**Record list**
::::
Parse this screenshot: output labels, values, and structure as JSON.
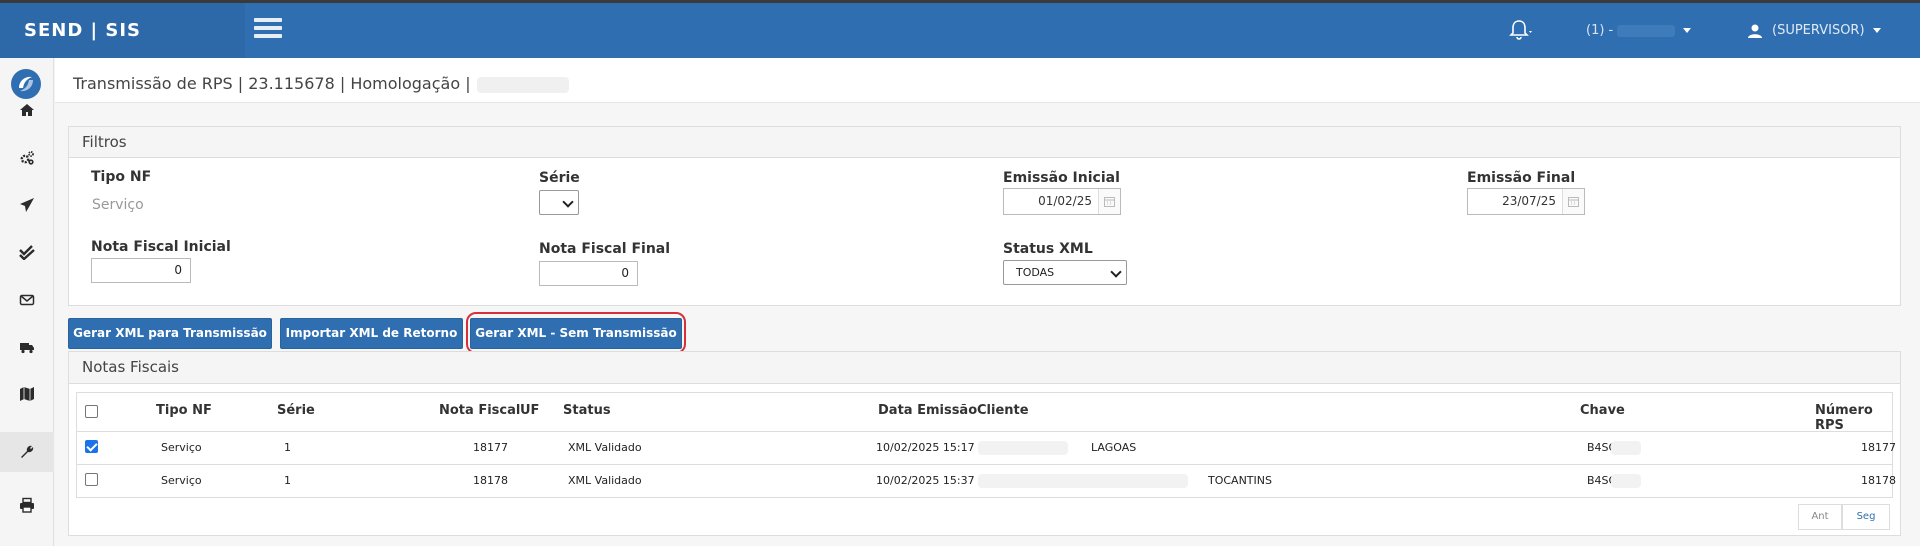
{
  "header": {
    "brand": "SEND | SIS",
    "env_label": "(1) -",
    "user_label": "(SUPERVISOR)"
  },
  "breadcrumb": "Transmissão de RPS | 23.115678 | Homologação |",
  "filters": {
    "title": "Filtros",
    "tipo_nf_label": "Tipo NF",
    "tipo_nf_value": "Serviço",
    "serie_label": "Série",
    "serie_value": "",
    "emissao_inicial_label": "Emissão Inicial",
    "emissao_inicial_value": "01/02/25",
    "emissao_final_label": "Emissão Final",
    "emissao_final_value": "23/07/25",
    "nf_inicial_label": "Nota Fiscal Inicial",
    "nf_inicial_value": "0",
    "nf_final_label": "Nota Fiscal Final",
    "nf_final_value": "0",
    "status_xml_label": "Status XML",
    "status_xml_value": "TODAS"
  },
  "actions": {
    "gerar_xml": "Gerar XML para Transmissão",
    "importar_xml": "Importar XML de Retorno",
    "gerar_sem": "Gerar XML - Sem Transmissão"
  },
  "notas": {
    "title": "Notas Fiscais",
    "columns": {
      "tipo_nf": "Tipo NF",
      "serie": "Série",
      "nota_fiscal": "Nota Fiscal",
      "uf": "UF",
      "status": "Status",
      "data_emissao": "Data Emissão",
      "cliente": "Cliente",
      "chave": "Chave",
      "numero_rps": "Número RPS"
    },
    "rows": [
      {
        "checked": true,
        "tipo_nf": "Serviço",
        "serie": "1",
        "nota_fiscal": "18177",
        "status": "XML Validado",
        "data_emissao": "10/02/2025 15:17",
        "cliente": "LAGOAS",
        "chave": "B4SQ",
        "numero_rps": "18177"
      },
      {
        "checked": false,
        "tipo_nf": "Serviço",
        "serie": "1",
        "nota_fiscal": "18178",
        "status": "XML Validado",
        "data_emissao": "10/02/2025 15:37",
        "cliente": "TOCANTINS",
        "chave": "B4SQ",
        "numero_rps": "18178"
      }
    ],
    "pager": {
      "prev": "Ant",
      "next": "Seg"
    }
  },
  "icons": {
    "sidebar": [
      "home-icon",
      "cogs-icon",
      "send-icon",
      "check-double-icon",
      "envelope-icon",
      "truck-icon",
      "map-icon",
      "wrench-icon",
      "print-icon"
    ]
  },
  "colors": {
    "primary": "#2f6eb0",
    "highlight": "#d6303b"
  }
}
::::
**Exercise task**
Copy every line that includes the string "Transmissão" from the material above.

**The result**
  "breadcrumb": "Transmissão de RPS | 23.115678 | Homologação |",
    "gerar_xml": "Gerar XML para Transmissão",
    "gerar_sem": "Gerar XML - Sem Transmissão"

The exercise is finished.